----- ITEMS
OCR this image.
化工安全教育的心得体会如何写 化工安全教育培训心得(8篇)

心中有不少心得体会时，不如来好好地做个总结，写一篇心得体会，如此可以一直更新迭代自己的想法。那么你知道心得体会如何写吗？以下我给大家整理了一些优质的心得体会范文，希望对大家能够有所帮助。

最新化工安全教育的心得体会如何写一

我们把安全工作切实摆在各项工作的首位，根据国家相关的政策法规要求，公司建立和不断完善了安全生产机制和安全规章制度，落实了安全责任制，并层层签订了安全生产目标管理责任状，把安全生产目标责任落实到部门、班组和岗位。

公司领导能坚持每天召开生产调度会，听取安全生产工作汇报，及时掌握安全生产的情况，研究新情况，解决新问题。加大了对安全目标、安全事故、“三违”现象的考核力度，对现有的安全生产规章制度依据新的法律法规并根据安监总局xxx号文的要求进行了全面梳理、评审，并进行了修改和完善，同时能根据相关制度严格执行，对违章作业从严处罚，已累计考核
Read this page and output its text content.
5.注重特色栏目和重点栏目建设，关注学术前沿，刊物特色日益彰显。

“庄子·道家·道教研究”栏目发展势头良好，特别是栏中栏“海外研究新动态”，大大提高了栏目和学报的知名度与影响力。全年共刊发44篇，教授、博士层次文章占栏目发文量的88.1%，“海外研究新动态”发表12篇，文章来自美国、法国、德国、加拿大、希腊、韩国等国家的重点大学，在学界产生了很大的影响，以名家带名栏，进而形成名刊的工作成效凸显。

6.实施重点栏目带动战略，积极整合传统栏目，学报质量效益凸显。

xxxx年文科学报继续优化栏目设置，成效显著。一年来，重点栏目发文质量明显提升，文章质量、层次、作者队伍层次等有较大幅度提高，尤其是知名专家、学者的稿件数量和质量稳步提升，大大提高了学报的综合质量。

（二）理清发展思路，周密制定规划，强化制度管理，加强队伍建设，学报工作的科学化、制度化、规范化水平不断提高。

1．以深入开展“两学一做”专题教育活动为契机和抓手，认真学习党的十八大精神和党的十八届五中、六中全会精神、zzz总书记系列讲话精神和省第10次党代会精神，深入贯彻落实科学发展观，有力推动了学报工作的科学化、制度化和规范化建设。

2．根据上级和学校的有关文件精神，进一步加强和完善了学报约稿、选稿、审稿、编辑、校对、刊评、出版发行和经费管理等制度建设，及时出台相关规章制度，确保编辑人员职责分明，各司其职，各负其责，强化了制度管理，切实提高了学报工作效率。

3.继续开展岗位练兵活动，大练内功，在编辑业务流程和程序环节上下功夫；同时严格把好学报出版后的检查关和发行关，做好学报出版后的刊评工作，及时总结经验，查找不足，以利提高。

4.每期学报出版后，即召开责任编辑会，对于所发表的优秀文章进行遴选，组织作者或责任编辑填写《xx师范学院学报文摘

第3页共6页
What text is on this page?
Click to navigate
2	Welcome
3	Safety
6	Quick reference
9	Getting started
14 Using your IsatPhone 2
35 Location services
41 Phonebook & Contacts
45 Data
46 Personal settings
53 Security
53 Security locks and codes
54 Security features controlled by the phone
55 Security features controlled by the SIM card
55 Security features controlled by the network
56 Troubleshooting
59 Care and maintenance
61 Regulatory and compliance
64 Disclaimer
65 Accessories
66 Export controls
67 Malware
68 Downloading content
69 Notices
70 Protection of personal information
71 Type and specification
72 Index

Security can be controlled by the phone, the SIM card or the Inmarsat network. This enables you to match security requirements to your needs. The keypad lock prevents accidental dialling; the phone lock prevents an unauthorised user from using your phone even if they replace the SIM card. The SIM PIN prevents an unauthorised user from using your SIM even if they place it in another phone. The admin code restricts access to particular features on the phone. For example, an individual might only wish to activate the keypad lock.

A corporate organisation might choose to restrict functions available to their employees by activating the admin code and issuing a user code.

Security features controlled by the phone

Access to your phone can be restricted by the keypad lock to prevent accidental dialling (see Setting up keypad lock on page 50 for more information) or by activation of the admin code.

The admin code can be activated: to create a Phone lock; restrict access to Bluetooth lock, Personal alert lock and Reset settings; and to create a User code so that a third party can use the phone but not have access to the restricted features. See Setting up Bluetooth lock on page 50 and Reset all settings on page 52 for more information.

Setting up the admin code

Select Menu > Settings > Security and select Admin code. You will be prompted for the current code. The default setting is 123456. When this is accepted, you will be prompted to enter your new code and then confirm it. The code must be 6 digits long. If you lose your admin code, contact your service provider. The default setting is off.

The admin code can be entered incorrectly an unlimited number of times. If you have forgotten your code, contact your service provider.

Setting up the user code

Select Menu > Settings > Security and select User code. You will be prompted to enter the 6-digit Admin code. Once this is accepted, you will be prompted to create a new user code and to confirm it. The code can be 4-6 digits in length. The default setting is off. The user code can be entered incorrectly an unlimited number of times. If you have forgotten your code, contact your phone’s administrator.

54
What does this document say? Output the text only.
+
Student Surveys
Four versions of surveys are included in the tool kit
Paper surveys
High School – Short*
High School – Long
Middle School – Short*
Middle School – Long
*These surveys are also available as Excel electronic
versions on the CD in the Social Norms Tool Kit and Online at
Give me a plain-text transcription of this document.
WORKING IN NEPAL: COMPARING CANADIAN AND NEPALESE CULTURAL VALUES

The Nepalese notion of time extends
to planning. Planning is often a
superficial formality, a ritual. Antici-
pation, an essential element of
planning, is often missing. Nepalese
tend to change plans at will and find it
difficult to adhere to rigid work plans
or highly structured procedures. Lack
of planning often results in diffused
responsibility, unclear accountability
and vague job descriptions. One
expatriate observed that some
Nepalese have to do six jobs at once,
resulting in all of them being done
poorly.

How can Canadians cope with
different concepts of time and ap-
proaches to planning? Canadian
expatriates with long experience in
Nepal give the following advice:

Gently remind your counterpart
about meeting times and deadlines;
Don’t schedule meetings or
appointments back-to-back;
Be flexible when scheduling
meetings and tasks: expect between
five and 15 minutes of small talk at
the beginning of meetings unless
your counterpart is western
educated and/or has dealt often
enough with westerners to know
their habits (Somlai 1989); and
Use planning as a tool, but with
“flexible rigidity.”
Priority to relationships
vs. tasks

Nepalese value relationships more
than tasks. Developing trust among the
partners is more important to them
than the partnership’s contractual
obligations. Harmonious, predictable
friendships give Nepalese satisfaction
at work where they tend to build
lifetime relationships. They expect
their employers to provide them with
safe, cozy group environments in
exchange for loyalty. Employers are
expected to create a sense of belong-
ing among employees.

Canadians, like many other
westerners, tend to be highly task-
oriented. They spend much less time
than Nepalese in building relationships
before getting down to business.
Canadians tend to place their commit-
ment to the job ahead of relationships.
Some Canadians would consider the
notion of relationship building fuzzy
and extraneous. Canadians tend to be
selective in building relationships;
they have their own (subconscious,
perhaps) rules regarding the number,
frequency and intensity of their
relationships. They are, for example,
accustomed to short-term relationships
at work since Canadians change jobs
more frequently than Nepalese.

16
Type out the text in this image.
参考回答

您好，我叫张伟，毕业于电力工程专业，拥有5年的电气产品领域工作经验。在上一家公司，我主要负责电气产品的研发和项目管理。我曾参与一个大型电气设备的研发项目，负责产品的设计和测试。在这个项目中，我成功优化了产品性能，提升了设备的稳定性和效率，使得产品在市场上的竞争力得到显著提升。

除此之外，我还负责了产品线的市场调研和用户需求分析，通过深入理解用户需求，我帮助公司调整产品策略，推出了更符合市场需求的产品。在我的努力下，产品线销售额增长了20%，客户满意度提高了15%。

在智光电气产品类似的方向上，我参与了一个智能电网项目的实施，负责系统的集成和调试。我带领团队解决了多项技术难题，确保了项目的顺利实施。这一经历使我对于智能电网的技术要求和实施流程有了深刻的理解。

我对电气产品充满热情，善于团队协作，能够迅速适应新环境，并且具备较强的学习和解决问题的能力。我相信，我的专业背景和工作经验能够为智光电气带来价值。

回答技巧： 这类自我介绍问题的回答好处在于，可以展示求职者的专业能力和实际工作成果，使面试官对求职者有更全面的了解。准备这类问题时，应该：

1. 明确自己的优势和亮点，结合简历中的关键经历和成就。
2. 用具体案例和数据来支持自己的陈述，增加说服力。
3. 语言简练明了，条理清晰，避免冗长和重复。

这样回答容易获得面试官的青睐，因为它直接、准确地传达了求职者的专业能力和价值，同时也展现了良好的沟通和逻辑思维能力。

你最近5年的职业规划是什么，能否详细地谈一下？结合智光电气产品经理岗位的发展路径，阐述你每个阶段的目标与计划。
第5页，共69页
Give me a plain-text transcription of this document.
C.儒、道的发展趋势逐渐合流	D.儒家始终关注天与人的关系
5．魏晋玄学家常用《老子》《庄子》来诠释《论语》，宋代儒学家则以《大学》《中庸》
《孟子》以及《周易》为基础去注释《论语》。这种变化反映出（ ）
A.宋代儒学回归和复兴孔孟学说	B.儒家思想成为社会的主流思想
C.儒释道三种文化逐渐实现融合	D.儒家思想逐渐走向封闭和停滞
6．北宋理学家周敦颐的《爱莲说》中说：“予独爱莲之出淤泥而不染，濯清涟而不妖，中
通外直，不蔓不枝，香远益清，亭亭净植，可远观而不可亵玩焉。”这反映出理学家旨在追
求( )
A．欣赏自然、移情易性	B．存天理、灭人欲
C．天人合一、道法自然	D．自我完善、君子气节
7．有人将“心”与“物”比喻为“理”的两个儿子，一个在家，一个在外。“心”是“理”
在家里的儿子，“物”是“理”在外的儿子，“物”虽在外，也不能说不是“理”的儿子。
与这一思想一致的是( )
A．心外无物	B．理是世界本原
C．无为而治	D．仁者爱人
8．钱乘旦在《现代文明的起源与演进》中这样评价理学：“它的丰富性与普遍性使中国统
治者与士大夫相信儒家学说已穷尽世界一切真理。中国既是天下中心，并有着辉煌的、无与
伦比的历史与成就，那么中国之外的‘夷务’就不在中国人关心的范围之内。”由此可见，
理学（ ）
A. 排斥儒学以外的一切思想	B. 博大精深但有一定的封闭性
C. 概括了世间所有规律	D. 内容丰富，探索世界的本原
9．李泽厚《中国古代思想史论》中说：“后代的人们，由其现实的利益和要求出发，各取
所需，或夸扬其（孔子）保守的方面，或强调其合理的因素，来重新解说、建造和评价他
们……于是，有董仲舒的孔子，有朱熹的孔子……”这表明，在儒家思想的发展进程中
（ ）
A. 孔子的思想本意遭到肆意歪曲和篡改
----------
▸ **PROMPT**
Where a line in the entries holds the word "controlled", copy that line.

▸ **RESULT OF THIS EXERCISE**
54 Security features controlled by the phone
55 Security features controlled by the SIM card
55 Security features controlled by the network
Security can be controlled by the phone, the SIM card or the Inmarsat network. This enables you to match security requirements to your needs. The keypad lock prevents accidental dialling; the phone lock prevents an unauthorised user from using your phone even if they replace the SIM card. The SIM PIN prevents an unauthorised user from using your SIM even if they place it in another phone. The admin code restricts access to particular features on the phone. For example, an individual might only wish to activate the keypad lock.
Security features controlled by the phone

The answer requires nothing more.